-- What is required --
Leave out the pictures; transcribe all else exactly.

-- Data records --

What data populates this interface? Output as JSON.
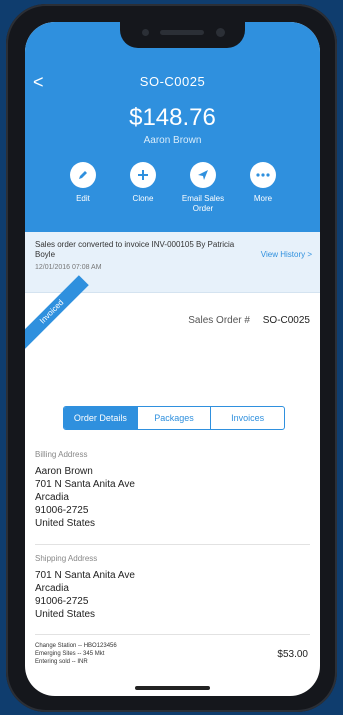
{
  "header": {
    "back": "<",
    "order_id": "SO-C0025",
    "amount": "$148.76",
    "customer": "Aaron Brown"
  },
  "actions": [
    {
      "label": "Edit",
      "icon": "pencil-icon"
    },
    {
      "label": "Clone",
      "icon": "plus-icon"
    },
    {
      "label": "Email Sales Order",
      "icon": "send-icon"
    },
    {
      "label": "More",
      "icon": "more-icon"
    }
  ],
  "activity": {
    "message": "Sales order converted to invoice INV-000105 By Patricia Boyle",
    "timestamp": "12/01/2016 07:08 AM",
    "link": "View History >"
  },
  "status_ribbon": "Invoiced",
  "sales_order": {
    "label": "Sales Order #",
    "number": "SO-C0025"
  },
  "tabs": [
    {
      "label": "Order Details",
      "active": true
    },
    {
      "label": "Packages",
      "active": false
    },
    {
      "label": "Invoices",
      "active": false
    }
  ],
  "billing": {
    "heading": "Billing Address",
    "lines": [
      "Aaron Brown",
      "701 N Santa Anita Ave",
      "Arcadia",
      "91006-2725",
      "United States"
    ]
  },
  "shipping": {
    "heading": "Shipping Address",
    "lines": [
      "701 N Santa Anita Ave",
      "Arcadia",
      "91006-2725",
      "United States"
    ]
  },
  "footer": {
    "notes": [
      "Change Station -- HBO123456",
      "Emerging Sites -- 345 Mkt",
      "Entering sold -- INR"
    ],
    "amount": "$53.00"
  },
  "colors": {
    "accent": "#2f90de",
    "background": "#0f3d6e"
  }
}
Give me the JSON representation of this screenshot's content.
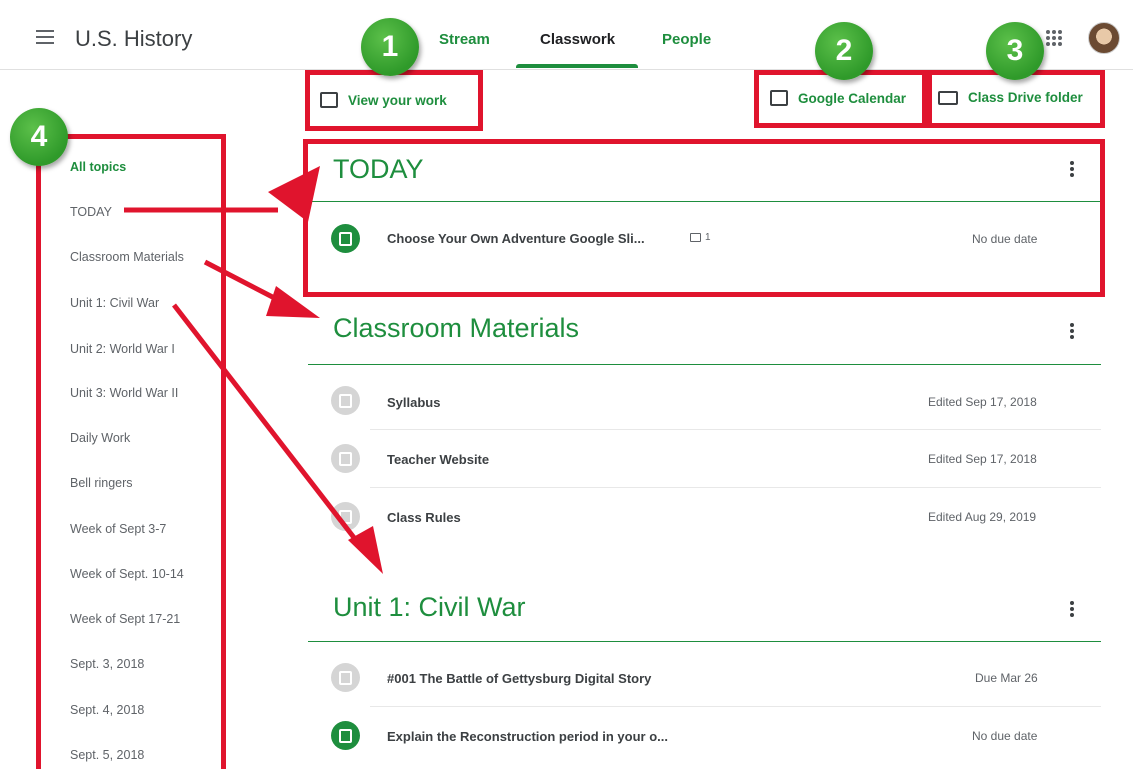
{
  "header": {
    "app_title": "U.S. History",
    "tabs": [
      {
        "label": "Stream"
      },
      {
        "label": "Classwork"
      },
      {
        "label": "People"
      }
    ]
  },
  "toolbar": {
    "view_work": "View your work",
    "calendar": "Google Calendar",
    "drive": "Class Drive folder"
  },
  "sidebar": {
    "topics": [
      "All topics",
      "TODAY",
      "Classroom Materials",
      "Unit 1: Civil War",
      "Unit 2: World War I",
      "Unit 3: World War II",
      "Daily Work",
      "Bell ringers",
      "Week of Sept 3-7",
      "Week of Sept. 10-14",
      "Week of Sept 17-21",
      "Sept. 3, 2018",
      "Sept. 4, 2018",
      "Sept. 5, 2018"
    ]
  },
  "sections": {
    "today": {
      "title": "TODAY",
      "items": [
        {
          "title": "Choose Your Own Adventure Google Sli...",
          "comments": "1",
          "meta": "No due date"
        }
      ]
    },
    "materials": {
      "title": "Classroom Materials",
      "items": [
        {
          "title": "Syllabus",
          "meta": "Edited Sep 17, 2018"
        },
        {
          "title": "Teacher Website",
          "meta": "Edited Sep 17, 2018"
        },
        {
          "title": "Class Rules",
          "meta": "Edited Aug 29, 2019"
        }
      ]
    },
    "unit1": {
      "title": "Unit 1: Civil War",
      "items": [
        {
          "title": "#001 The Battle of Gettysburg Digital Story",
          "meta": "Due Mar 26"
        },
        {
          "title": "Explain the Reconstruction period in your o...",
          "meta": "No due date"
        }
      ]
    }
  },
  "annotations": {
    "badges": [
      "1",
      "2",
      "3",
      "4"
    ]
  },
  "colors": {
    "accent": "#1e8e3e",
    "annotation_red": "#e0142d",
    "badge_green": "#3aa635"
  }
}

-- Answer for this exercise --
What data populates this interface? Output as JSON.
{
  "header": {
    "back": "<",
    "order_id": "SO-C0025",
    "amount": "$148.76",
    "customer": "Aaron Brown"
  },
  "actions": [
    {
      "label": "Edit",
      "icon": "pencil-icon"
    },
    {
      "label": "Clone",
      "icon": "plus-icon"
    },
    {
      "label": "Email Sales Order",
      "icon": "send-icon"
    },
    {
      "label": "More",
      "icon": "more-icon"
    }
  ],
  "activity": {
    "message": "Sales order converted to invoice INV-000105 By Patricia Boyle",
    "timestamp": "12/01/2016 07:08 AM",
    "link": "View History >"
  },
  "status_ribbon": "Invoiced",
  "sales_order": {
    "label": "Sales Order #",
    "number": "SO-C0025"
  },
  "tabs": [
    {
      "label": "Order Details",
      "active": true
    },
    {
      "label": "Packages",
      "active": false
    },
    {
      "label": "Invoices",
      "active": false
    }
  ],
  "billing": {
    "heading": "Billing Address",
    "lines": [
      "Aaron Brown",
      "701 N Santa Anita Ave",
      "Arcadia",
      "91006-2725",
      "United States"
    ]
  },
  "shipping": {
    "heading": "Shipping Address",
    "lines": [
      "701 N Santa Anita Ave",
      "Arcadia",
      "91006-2725",
      "United States"
    ]
  },
  "footer": {
    "notes": [
      "Change Station -- HBO123456",
      "Emerging Sites -- 345 Mkt",
      "Entering sold -- INR"
    ],
    "amount": "$53.00"
  },
  "colors": {
    "accent": "#2f90de",
    "background": "#0f3d6e"
  }
}
Give me the JSON representation of this screenshot's content.
{
  "header": {
    "app_title": "U.S. History",
    "tabs": [
      {
        "label": "Stream"
      },
      {
        "label": "Classwork"
      },
      {
        "label": "People"
      }
    ]
  },
  "toolbar": {
    "view_work": "View your work",
    "calendar": "Google Calendar",
    "drive": "Class Drive folder"
  },
  "sidebar": {
    "topics": [
      "All topics",
      "TODAY",
      "Classroom Materials",
      "Unit 1: Civil War",
      "Unit 2: World War I",
      "Unit 3: World War II",
      "Daily Work",
      "Bell ringers",
      "Week of Sept 3-7",
      "Week of Sept. 10-14",
      "Week of Sept 17-21",
      "Sept. 3, 2018",
      "Sept. 4, 2018",
      "Sept. 5, 2018"
    ]
  },
  "sections": {
    "today": {
      "title": "TODAY",
      "items": [
        {
          "title": "Choose Your Own Adventure Google Sli...",
          "comments": "1",
          "meta": "No due date"
        }
      ]
    },
    "materials": {
      "title": "Classroom Materials",
      "items": [
        {
          "title": "Syllabus",
          "meta": "Edited Sep 17, 2018"
        },
        {
          "title": "Teacher Website",
          "meta": "Edited Sep 17, 2018"
        },
        {
          "title": "Class Rules",
          "meta": "Edited Aug 29, 2019"
        }
      ]
    },
    "unit1": {
      "title": "Unit 1: Civil War",
      "items": [
        {
          "title": "#001 The Battle of Gettysburg Digital Story",
          "meta": "Due Mar 26"
        },
        {
          "title": "Explain the Reconstruction period in your o...",
          "meta": "No due date"
        }
      ]
    }
  },
  "annotations": {
    "badges": [
      "1",
      "2",
      "3",
      "4"
    ]
  },
  "colors": {
    "accent": "#1e8e3e",
    "annotation_red": "#e0142d",
    "badge_green": "#3aa635"
  }
}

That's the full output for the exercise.